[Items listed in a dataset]
--*--
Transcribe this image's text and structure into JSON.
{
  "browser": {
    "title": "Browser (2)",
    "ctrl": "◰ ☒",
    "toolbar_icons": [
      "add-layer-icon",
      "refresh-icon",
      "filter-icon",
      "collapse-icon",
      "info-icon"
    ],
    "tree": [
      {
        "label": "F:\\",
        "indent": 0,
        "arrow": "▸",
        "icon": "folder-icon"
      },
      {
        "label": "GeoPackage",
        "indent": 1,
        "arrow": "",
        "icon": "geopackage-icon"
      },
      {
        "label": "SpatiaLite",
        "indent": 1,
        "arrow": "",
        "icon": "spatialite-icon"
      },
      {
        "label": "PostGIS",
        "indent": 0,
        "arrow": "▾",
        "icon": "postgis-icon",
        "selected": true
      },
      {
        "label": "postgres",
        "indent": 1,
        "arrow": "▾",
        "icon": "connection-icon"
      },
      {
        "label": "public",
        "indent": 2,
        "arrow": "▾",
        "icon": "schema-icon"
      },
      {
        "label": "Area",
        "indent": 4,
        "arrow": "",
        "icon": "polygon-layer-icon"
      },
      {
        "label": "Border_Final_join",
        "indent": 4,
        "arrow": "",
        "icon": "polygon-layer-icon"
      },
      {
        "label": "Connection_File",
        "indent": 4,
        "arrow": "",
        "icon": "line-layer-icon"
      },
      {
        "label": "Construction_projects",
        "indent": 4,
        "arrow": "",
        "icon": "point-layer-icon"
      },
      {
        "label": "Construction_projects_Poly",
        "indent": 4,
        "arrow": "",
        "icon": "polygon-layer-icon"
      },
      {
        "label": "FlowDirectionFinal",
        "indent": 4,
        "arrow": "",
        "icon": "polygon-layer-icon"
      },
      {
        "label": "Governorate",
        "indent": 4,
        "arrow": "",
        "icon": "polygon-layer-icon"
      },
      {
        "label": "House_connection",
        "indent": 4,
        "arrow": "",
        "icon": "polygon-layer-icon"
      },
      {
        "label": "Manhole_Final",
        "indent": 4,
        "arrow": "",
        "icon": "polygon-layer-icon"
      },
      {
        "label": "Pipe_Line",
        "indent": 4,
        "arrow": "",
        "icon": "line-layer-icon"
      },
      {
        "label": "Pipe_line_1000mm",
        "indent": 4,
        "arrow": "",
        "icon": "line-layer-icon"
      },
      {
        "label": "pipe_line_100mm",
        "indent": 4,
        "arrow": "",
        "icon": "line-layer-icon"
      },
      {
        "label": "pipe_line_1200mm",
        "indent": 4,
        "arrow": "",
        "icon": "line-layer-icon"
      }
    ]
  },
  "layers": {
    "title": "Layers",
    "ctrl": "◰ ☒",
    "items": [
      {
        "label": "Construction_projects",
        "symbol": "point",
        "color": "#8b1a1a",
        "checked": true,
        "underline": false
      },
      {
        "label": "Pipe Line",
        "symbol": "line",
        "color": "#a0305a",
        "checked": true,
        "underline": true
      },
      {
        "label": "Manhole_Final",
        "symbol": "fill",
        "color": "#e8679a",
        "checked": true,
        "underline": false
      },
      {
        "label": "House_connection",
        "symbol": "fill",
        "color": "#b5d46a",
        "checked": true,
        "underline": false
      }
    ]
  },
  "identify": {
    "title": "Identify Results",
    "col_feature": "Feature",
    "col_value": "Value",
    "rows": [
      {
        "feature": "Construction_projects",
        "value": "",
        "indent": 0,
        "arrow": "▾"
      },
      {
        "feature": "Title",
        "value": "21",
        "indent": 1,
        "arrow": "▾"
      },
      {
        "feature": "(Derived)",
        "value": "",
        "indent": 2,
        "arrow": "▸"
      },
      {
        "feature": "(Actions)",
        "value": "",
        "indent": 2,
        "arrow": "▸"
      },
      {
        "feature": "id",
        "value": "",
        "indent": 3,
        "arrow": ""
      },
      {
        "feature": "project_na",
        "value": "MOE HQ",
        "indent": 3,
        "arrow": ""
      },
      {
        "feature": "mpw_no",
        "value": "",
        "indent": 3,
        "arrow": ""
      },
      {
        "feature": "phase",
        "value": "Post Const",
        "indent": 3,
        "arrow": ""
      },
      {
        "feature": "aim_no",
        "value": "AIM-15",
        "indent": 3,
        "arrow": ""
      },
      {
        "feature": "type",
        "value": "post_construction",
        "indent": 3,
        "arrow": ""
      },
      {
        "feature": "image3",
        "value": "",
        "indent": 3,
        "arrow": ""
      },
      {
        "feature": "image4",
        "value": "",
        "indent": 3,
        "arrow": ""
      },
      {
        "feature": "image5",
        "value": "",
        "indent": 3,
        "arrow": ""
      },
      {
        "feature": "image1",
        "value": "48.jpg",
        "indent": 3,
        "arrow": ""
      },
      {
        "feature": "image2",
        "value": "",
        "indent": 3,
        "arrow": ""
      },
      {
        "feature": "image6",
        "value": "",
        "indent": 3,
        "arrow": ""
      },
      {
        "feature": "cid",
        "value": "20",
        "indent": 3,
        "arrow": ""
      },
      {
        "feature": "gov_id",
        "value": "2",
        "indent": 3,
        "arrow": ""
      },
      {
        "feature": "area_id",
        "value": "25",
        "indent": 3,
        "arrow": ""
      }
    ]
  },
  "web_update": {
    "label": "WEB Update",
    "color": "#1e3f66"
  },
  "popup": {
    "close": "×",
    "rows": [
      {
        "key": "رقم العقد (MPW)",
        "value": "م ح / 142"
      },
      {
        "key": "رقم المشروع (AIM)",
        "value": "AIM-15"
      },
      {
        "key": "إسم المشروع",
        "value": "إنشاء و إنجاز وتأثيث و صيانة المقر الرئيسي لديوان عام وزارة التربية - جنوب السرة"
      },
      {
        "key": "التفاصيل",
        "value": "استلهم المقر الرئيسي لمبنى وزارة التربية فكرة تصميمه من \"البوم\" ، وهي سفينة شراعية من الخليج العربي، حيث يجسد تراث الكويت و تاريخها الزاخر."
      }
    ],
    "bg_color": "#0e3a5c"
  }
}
--*--
◆ PROBLEM TO WORK ON ◆
Please output the entire listing exactly as it stands.

◆ RESPONSE BELOW ◆
Transcribe this image's text and structure into JSON.
{
  "browser": {
    "title": "Browser (2)",
    "ctrl": "◰ ☒",
    "toolbar_icons": [
      "add-layer-icon",
      "refresh-icon",
      "filter-icon",
      "collapse-icon",
      "info-icon"
    ],
    "tree": [
      {
        "label": "F:\\",
        "indent": 0,
        "arrow": "▸",
        "icon": "folder-icon"
      },
      {
        "label": "GeoPackage",
        "indent": 1,
        "arrow": "",
        "icon": "geopackage-icon"
      },
      {
        "label": "SpatiaLite",
        "indent": 1,
        "arrow": "",
        "icon": "spatialite-icon"
      },
      {
        "label": "PostGIS",
        "indent": 0,
        "arrow": "▾",
        "icon": "postgis-icon",
        "selected": true
      },
      {
        "label": "postgres",
        "indent": 1,
        "arrow": "▾",
        "icon": "connection-icon"
      },
      {
        "label": "public",
        "indent": 2,
        "arrow": "▾",
        "icon": "schema-icon"
      },
      {
        "label": "Area",
        "indent": 4,
        "arrow": "",
        "icon": "polygon-layer-icon"
      },
      {
        "label": "Border_Final_join",
        "indent": 4,
        "arrow": "",
        "icon": "polygon-layer-icon"
      },
      {
        "label": "Connection_File",
        "indent": 4,
        "arrow": "",
        "icon": "line-layer-icon"
      },
      {
        "label": "Construction_projects",
        "indent": 4,
        "arrow": "",
        "icon": "point-layer-icon"
      },
      {
        "label": "Construction_projects_Poly",
        "indent": 4,
        "arrow": "",
        "icon": "polygon-layer-icon"
      },
      {
        "label": "FlowDirectionFinal",
        "indent": 4,
        "arrow": "",
        "icon": "polygon-layer-icon"
      },
      {
        "label": "Governorate",
        "indent": 4,
        "arrow": "",
        "icon": "polygon-layer-icon"
      },
      {
        "label": "House_connection",
        "indent": 4,
        "arrow": "",
        "icon": "polygon-layer-icon"
      },
      {
        "label": "Manhole_Final",
        "indent": 4,
        "arrow": "",
        "icon": "polygon-layer-icon"
      },
      {
        "label": "Pipe_Line",
        "indent": 4,
        "arrow": "",
        "icon": "line-layer-icon"
      },
      {
        "label": "Pipe_line_1000mm",
        "indent": 4,
        "arrow": "",
        "icon": "line-layer-icon"
      },
      {
        "label": "pipe_line_100mm",
        "indent": 4,
        "arrow": "",
        "icon": "line-layer-icon"
      },
      {
        "label": "pipe_line_1200mm",
        "indent": 4,
        "arrow": "",
        "icon": "line-layer-icon"
      }
    ]
  },
  "layers": {
    "title": "Layers",
    "ctrl": "◰ ☒",
    "items": [
      {
        "label": "Construction_projects",
        "symbol": "point",
        "color": "#8b1a1a",
        "checked": true,
        "underline": false
      },
      {
        "label": "Pipe Line",
        "symbol": "line",
        "color": "#a0305a",
        "checked": true,
        "underline": true
      },
      {
        "label": "Manhole_Final",
        "symbol": "fill",
        "color": "#e8679a",
        "checked": true,
        "underline": false
      },
      {
        "label": "House_connection",
        "symbol": "fill",
        "color": "#b5d46a",
        "checked": true,
        "underline": false
      }
    ]
  },
  "identify": {
    "title": "Identify Results",
    "col_feature": "Feature",
    "col_value": "Value",
    "rows": [
      {
        "feature": "Construction_projects",
        "value": "",
        "indent": 0,
        "arrow": "▾"
      },
      {
        "feature": "Title",
        "value": "21",
        "indent": 1,
        "arrow": "▾"
      },
      {
        "feature": "(Derived)",
        "value": "",
        "indent": 2,
        "arrow": "▸"
      },
      {
        "feature": "(Actions)",
        "value": "",
        "indent": 2,
        "arrow": "▸"
      },
      {
        "feature": "id",
        "value": "",
        "indent": 3,
        "arrow": ""
      },
      {
        "feature": "project_na",
        "value": "MOE HQ",
        "indent": 3,
        "arrow": ""
      },
      {
        "feature": "mpw_no",
        "value": "",
        "indent": 3,
        "arrow": ""
      },
      {
        "feature": "phase",
        "value": "Post Const",
        "indent": 3,
        "arrow": ""
      },
      {
        "feature": "aim_no",
        "value": "AIM-15",
        "indent": 3,
        "arrow": ""
      },
      {
        "feature": "type",
        "value": "post_construction",
        "indent": 3,
        "arrow": ""
      },
      {
        "feature": "image3",
        "value": "",
        "indent": 3,
        "arrow": ""
      },
      {
        "feature": "image4",
        "value": "",
        "indent": 3,
        "arrow": ""
      },
      {
        "feature": "image5",
        "value": "",
        "indent": 3,
        "arrow": ""
      },
      {
        "feature": "image1",
        "value": "48.jpg",
        "indent": 3,
        "arrow": ""
      },
      {
        "feature": "image2",
        "value": "",
        "indent": 3,
        "arrow": ""
      },
      {
        "feature": "image6",
        "value": "",
        "indent": 3,
        "arrow": ""
      },
      {
        "feature": "cid",
        "value": "20",
        "indent": 3,
        "arrow": ""
      },
      {
        "feature": "gov_id",
        "value": "2",
        "indent": 3,
        "arrow": ""
      },
      {
        "feature": "area_id",
        "value": "25",
        "indent": 3,
        "arrow": ""
      }
    ]
  },
  "web_update": {
    "label": "WEB Update",
    "color": "#1e3f66"
  },
  "popup": {
    "close": "×",
    "rows": [
      {
        "key": "رقم العقد (MPW)",
        "value": "م ح / 142"
      },
      {
        "key": "رقم المشروع (AIM)",
        "value": "AIM-15"
      },
      {
        "key": "إسم المشروع",
        "value": "إنشاء و إنجاز وتأثيث و صيانة المقر الرئيسي لديوان عام وزارة التربية - جنوب السرة"
      },
      {
        "key": "التفاصيل",
        "value": "استلهم المقر الرئيسي لمبنى وزارة التربية فكرة تصميمه من \"البوم\" ، وهي سفينة شراعية من الخليج العربي، حيث يجسد تراث الكويت و تاريخها الزاخر."
      }
    ],
    "bg_color": "#0e3a5c"
  }
}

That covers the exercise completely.